OBJECTIVE:
Out of the lines in this data, how many include "energía"? Give the number and nothing else.

GIVEN INFORMATION:

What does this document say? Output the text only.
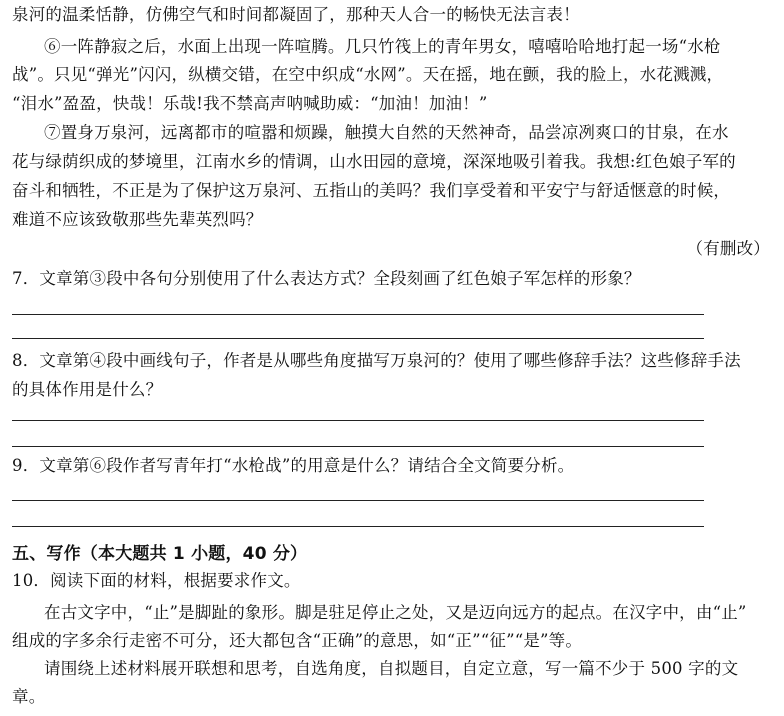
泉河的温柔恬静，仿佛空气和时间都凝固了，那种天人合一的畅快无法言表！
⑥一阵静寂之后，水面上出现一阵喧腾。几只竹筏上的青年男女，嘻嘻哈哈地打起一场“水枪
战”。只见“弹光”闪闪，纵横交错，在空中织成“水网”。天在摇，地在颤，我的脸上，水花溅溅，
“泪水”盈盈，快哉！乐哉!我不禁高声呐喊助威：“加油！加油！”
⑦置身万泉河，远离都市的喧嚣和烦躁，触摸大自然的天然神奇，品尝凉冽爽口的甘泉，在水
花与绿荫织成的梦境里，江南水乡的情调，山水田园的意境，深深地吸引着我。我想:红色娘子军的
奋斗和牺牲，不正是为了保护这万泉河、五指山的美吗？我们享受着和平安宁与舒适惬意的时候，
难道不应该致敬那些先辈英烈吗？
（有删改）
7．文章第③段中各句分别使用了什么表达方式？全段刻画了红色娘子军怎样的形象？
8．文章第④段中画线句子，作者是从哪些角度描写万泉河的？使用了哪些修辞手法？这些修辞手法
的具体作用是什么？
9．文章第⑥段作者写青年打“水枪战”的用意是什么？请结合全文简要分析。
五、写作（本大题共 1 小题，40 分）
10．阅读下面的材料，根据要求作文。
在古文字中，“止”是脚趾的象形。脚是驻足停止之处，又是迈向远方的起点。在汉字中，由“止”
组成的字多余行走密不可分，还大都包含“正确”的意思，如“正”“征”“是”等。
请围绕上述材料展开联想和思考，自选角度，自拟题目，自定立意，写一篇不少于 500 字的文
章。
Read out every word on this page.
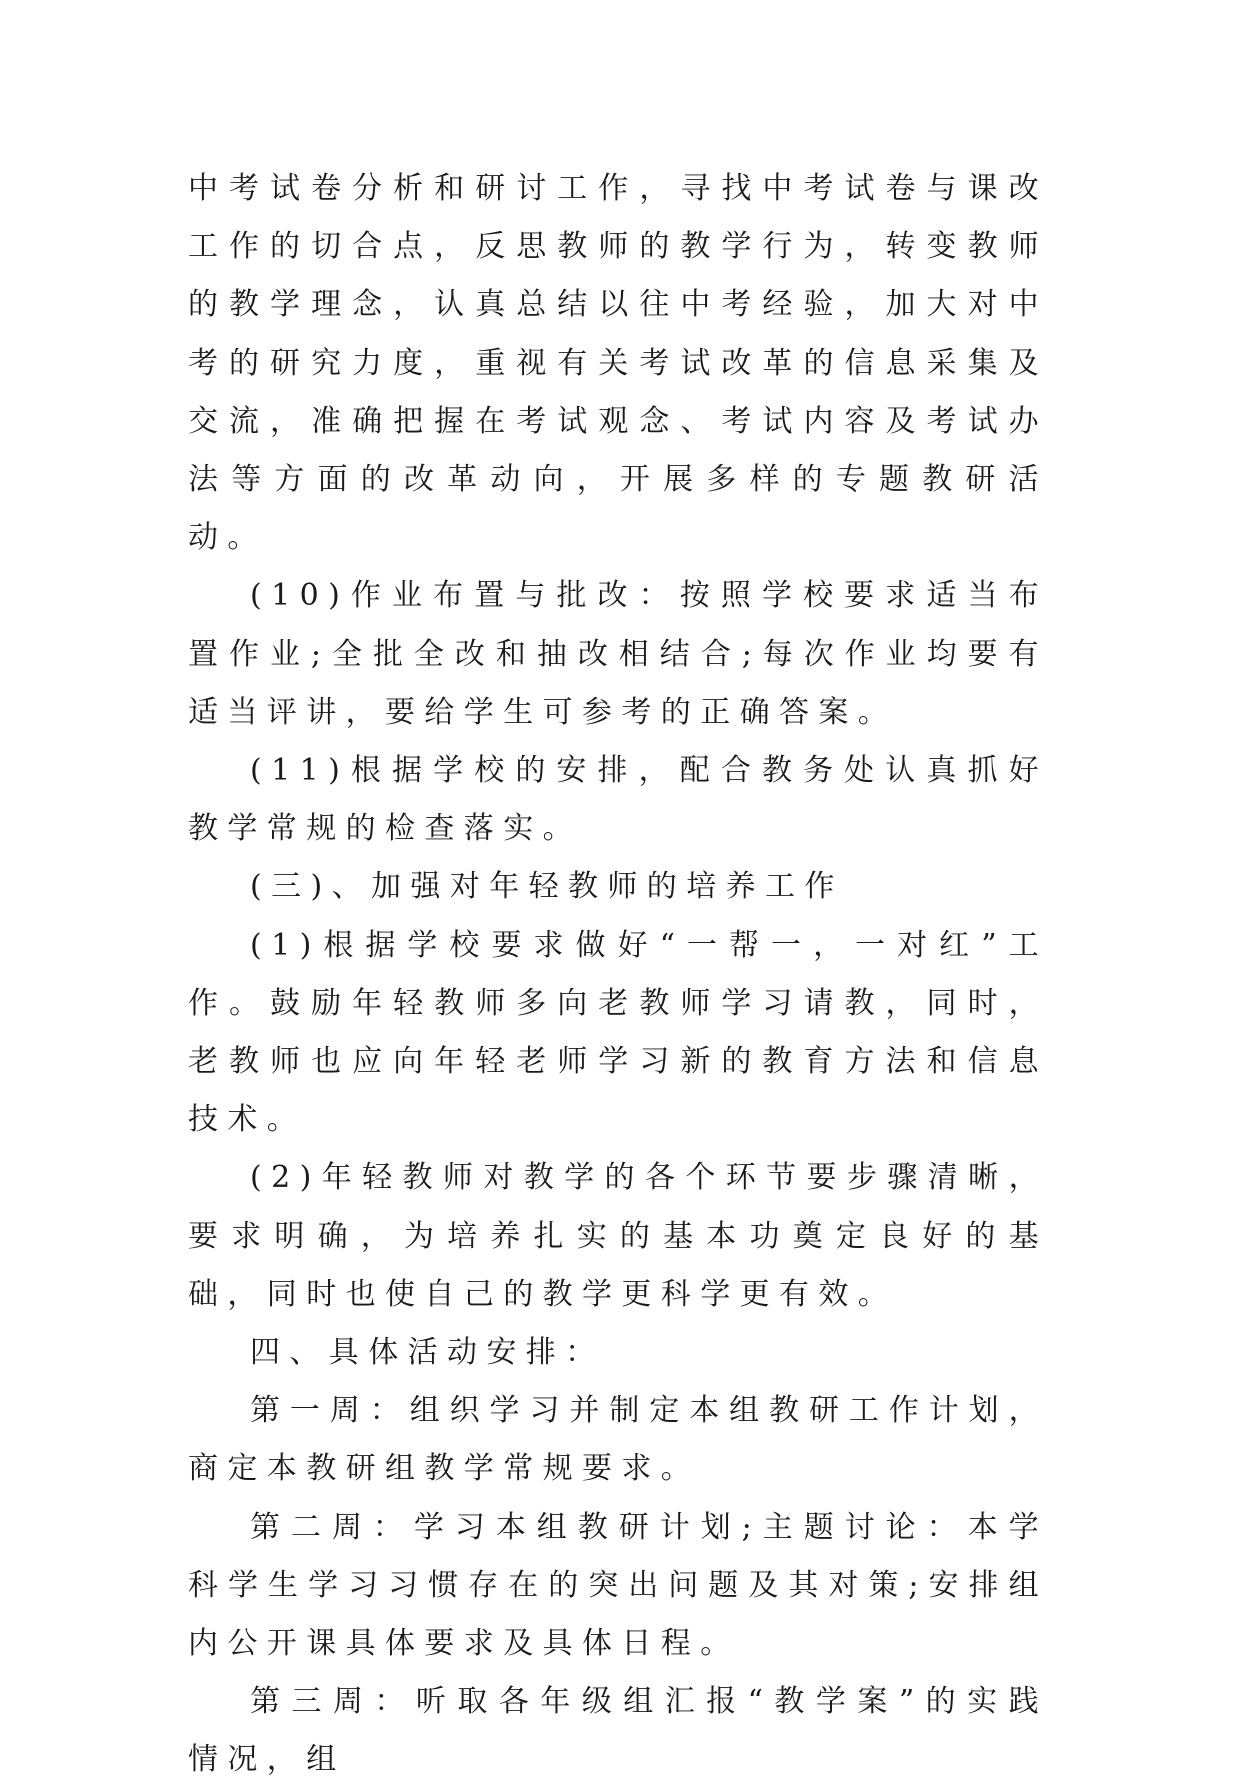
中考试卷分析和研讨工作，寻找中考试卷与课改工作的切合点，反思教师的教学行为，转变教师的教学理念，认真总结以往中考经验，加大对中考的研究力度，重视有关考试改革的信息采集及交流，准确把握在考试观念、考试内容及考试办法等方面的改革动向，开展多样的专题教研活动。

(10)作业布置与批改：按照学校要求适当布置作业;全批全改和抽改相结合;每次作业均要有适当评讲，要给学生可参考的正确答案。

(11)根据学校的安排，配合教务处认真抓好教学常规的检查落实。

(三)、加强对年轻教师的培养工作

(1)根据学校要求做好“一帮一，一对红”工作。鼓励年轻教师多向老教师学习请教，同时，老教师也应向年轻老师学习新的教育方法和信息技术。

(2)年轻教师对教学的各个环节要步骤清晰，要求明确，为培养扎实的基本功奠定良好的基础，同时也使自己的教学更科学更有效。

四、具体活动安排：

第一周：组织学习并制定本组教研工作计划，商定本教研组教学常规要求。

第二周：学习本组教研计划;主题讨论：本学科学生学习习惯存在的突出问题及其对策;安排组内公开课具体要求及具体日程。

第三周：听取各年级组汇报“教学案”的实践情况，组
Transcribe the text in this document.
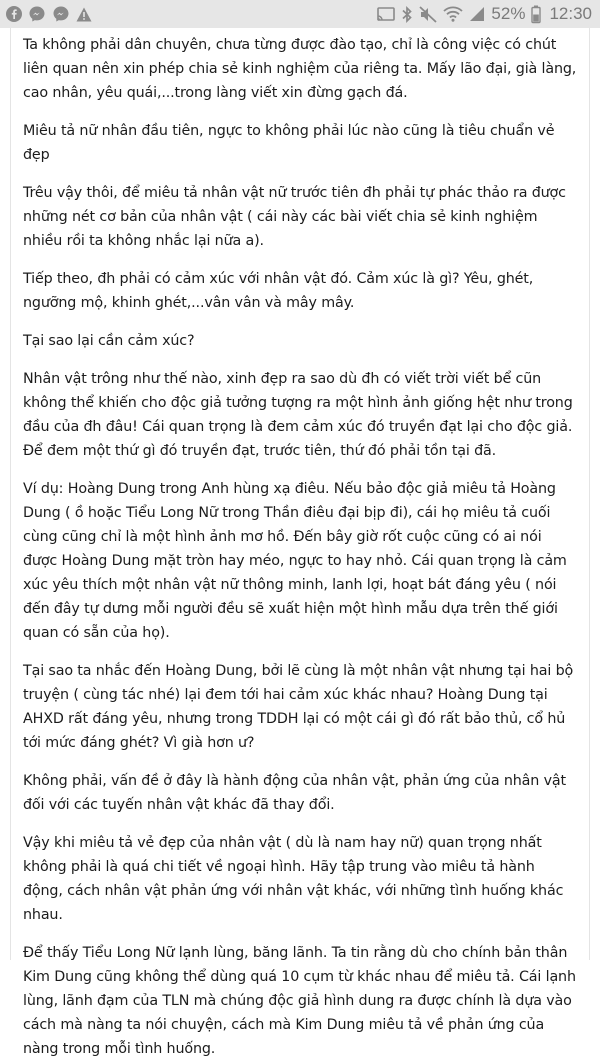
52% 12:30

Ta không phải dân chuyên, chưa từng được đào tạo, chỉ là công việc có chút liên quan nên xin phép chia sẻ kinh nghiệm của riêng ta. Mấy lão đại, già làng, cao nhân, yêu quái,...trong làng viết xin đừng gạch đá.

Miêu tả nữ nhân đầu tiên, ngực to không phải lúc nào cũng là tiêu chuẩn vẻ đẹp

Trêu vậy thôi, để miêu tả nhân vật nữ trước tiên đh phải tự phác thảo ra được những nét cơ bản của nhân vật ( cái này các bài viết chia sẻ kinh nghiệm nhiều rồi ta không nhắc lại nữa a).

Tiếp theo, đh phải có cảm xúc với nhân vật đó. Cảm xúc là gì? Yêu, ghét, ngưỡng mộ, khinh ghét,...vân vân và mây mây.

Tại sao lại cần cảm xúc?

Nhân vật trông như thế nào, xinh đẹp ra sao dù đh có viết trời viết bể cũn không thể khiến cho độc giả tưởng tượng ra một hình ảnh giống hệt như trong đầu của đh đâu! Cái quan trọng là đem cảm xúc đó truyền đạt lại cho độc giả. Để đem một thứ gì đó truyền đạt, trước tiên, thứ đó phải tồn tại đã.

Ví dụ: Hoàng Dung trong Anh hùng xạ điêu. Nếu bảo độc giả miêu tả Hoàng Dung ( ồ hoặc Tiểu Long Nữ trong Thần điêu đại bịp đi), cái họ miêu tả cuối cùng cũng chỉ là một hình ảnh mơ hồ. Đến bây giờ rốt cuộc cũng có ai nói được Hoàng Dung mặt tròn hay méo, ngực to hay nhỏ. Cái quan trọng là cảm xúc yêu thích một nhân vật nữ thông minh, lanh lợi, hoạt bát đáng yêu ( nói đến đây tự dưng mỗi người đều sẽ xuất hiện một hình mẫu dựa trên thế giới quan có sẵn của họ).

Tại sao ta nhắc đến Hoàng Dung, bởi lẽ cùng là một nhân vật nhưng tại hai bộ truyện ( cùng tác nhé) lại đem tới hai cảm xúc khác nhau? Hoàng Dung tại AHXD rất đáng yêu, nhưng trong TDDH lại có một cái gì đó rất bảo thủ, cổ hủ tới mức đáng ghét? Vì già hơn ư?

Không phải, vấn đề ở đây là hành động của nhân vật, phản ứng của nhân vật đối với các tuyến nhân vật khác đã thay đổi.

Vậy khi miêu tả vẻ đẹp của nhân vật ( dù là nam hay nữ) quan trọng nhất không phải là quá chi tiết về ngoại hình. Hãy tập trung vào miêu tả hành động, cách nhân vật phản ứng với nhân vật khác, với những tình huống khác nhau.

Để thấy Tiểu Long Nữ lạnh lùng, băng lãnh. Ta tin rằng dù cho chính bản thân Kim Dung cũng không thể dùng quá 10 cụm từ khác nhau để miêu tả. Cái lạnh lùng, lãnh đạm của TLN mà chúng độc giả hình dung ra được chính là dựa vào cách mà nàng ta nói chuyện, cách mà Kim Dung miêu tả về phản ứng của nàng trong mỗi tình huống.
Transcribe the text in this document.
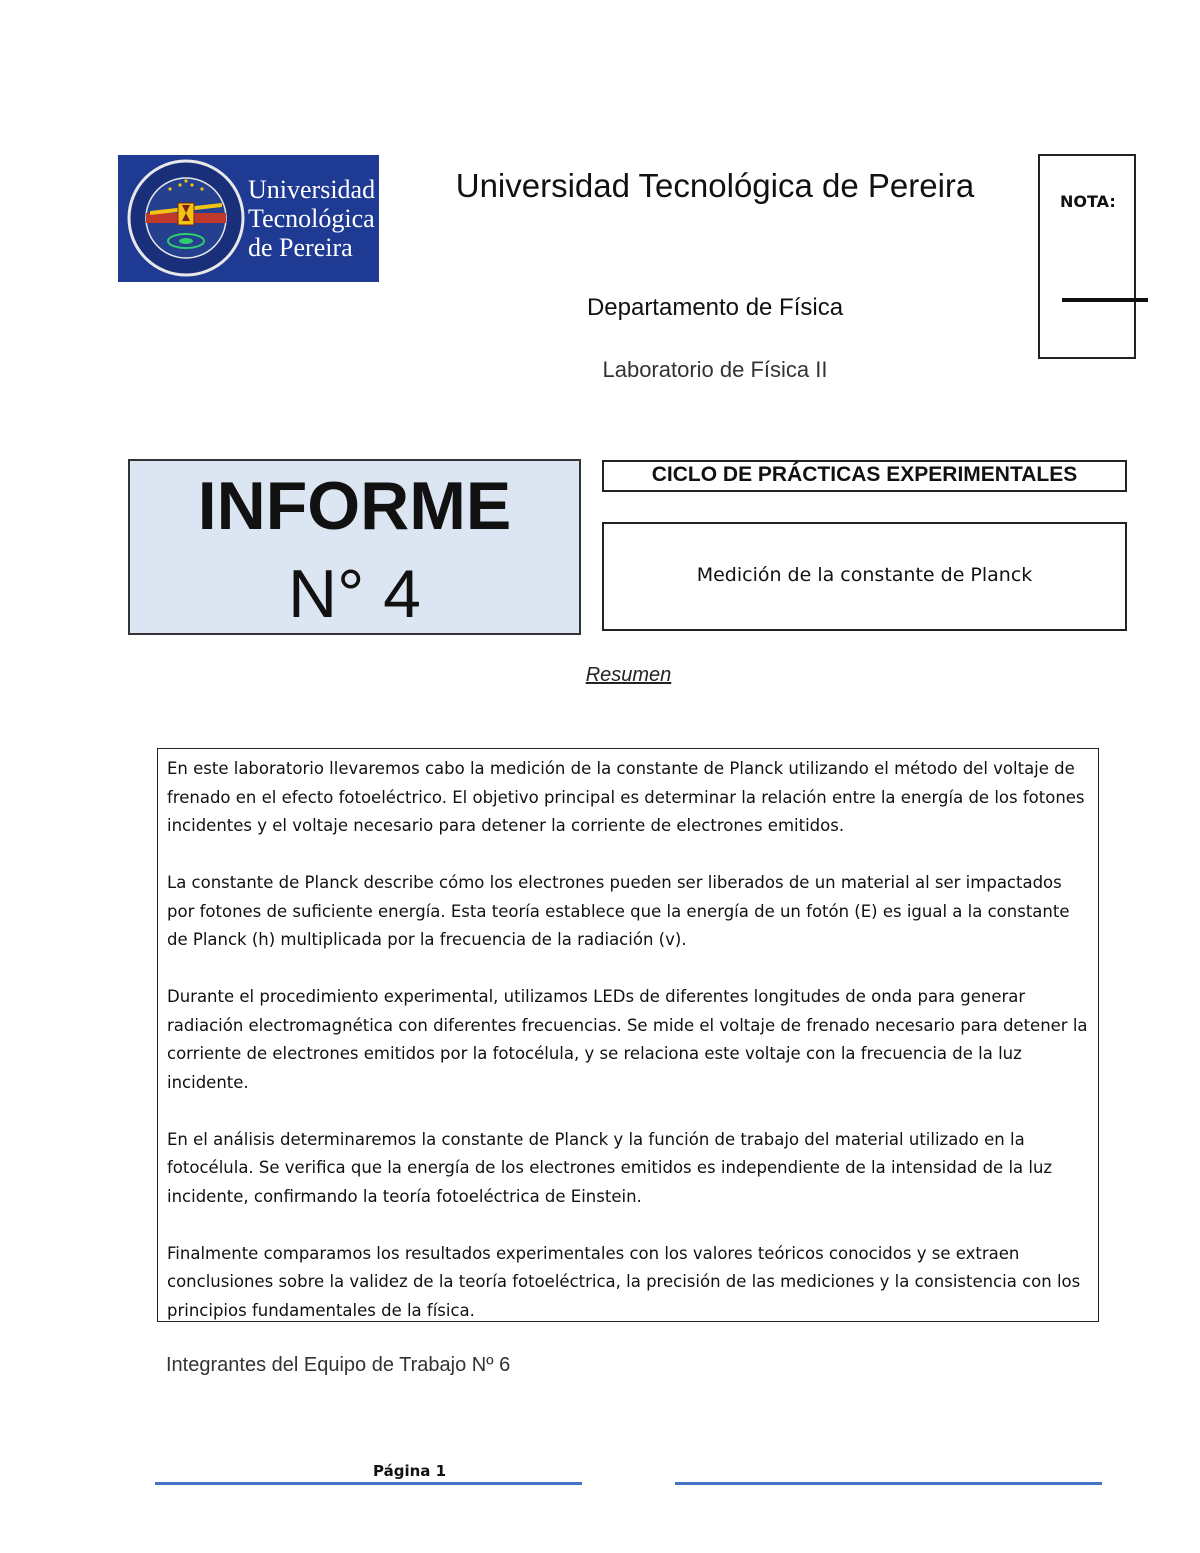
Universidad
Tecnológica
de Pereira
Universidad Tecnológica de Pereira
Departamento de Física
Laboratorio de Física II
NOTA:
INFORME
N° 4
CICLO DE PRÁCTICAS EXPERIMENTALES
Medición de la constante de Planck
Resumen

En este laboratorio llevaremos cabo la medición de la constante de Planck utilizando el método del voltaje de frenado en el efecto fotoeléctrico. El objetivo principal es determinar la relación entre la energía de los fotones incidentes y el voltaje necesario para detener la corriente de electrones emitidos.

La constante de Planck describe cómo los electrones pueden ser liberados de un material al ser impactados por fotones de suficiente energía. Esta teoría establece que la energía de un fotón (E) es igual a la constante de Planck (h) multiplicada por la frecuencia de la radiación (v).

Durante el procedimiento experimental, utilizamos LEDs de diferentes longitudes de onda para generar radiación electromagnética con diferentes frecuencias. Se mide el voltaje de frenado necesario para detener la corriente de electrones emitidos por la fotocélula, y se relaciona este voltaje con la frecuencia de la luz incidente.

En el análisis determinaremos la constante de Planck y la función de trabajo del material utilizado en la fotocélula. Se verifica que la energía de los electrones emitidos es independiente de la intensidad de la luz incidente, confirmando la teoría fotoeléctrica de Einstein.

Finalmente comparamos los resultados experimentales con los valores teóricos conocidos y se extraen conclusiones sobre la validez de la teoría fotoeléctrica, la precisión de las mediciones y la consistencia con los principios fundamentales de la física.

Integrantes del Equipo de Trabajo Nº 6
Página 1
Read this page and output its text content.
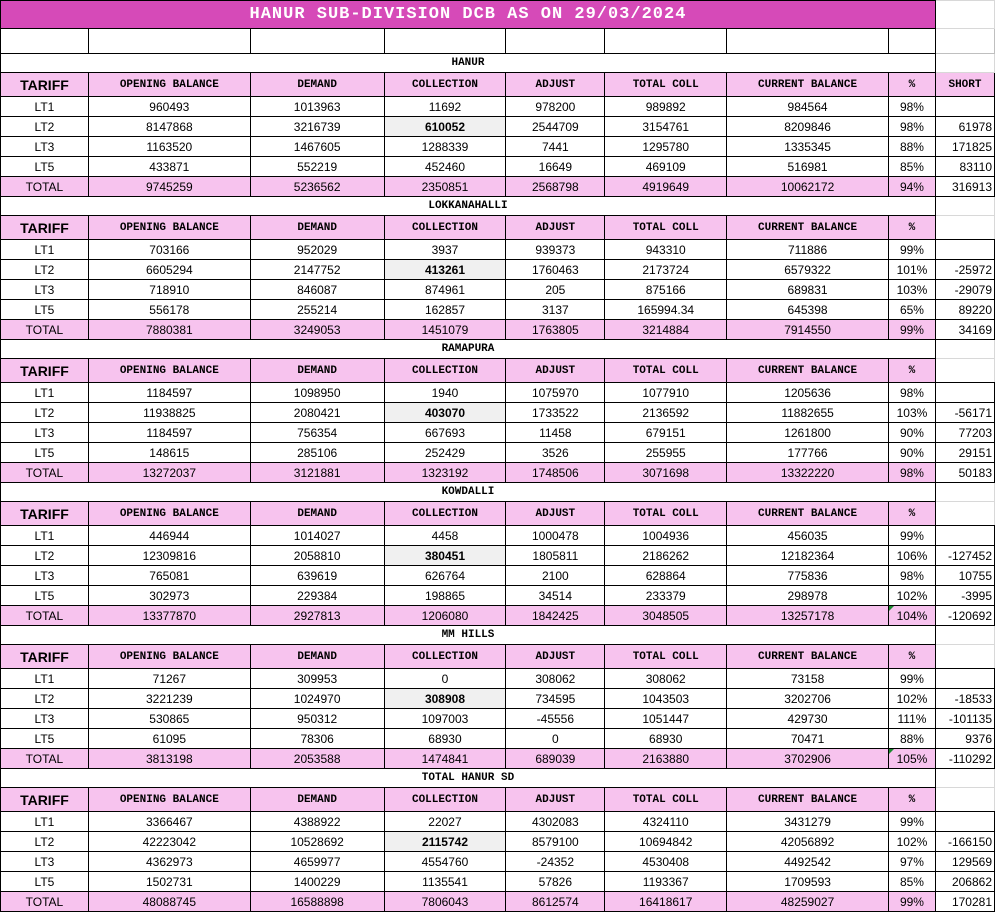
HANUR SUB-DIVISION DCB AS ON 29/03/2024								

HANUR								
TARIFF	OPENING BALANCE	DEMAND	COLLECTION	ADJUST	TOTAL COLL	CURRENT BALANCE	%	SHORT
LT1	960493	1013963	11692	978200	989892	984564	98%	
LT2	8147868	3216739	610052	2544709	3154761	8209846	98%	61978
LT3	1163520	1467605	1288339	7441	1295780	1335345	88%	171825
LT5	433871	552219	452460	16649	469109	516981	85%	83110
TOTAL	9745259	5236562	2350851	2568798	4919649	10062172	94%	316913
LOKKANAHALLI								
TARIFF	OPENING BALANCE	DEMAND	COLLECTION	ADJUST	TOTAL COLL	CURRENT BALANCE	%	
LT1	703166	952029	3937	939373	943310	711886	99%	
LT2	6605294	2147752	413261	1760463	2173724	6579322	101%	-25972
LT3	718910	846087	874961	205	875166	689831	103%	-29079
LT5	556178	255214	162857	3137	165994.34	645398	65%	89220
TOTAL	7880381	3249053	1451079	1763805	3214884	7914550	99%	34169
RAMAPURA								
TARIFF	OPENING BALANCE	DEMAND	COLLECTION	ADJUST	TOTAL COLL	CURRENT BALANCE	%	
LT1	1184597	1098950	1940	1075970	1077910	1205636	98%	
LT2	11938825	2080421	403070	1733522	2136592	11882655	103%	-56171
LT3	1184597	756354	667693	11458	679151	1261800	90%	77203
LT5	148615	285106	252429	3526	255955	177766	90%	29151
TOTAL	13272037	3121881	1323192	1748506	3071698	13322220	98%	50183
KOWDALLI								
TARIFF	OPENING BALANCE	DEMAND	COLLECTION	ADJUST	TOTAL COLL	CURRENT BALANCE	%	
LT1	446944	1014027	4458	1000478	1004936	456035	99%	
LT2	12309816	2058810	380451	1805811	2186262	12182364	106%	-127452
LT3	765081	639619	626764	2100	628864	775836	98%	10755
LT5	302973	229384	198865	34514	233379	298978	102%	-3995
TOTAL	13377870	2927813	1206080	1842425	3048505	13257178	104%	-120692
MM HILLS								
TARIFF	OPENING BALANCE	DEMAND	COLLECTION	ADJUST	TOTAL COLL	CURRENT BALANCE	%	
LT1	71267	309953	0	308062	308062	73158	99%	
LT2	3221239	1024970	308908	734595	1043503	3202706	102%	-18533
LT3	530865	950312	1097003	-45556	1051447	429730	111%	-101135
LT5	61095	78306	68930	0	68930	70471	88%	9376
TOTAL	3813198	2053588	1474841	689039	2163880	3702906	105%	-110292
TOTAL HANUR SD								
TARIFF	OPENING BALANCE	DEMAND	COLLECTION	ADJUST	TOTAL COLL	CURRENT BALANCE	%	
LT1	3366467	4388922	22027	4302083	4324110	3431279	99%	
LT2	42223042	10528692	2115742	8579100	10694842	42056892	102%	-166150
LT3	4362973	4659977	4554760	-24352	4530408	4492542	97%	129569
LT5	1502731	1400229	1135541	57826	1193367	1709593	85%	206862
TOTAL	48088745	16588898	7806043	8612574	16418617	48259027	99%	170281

EXPECTED ANSWER:
3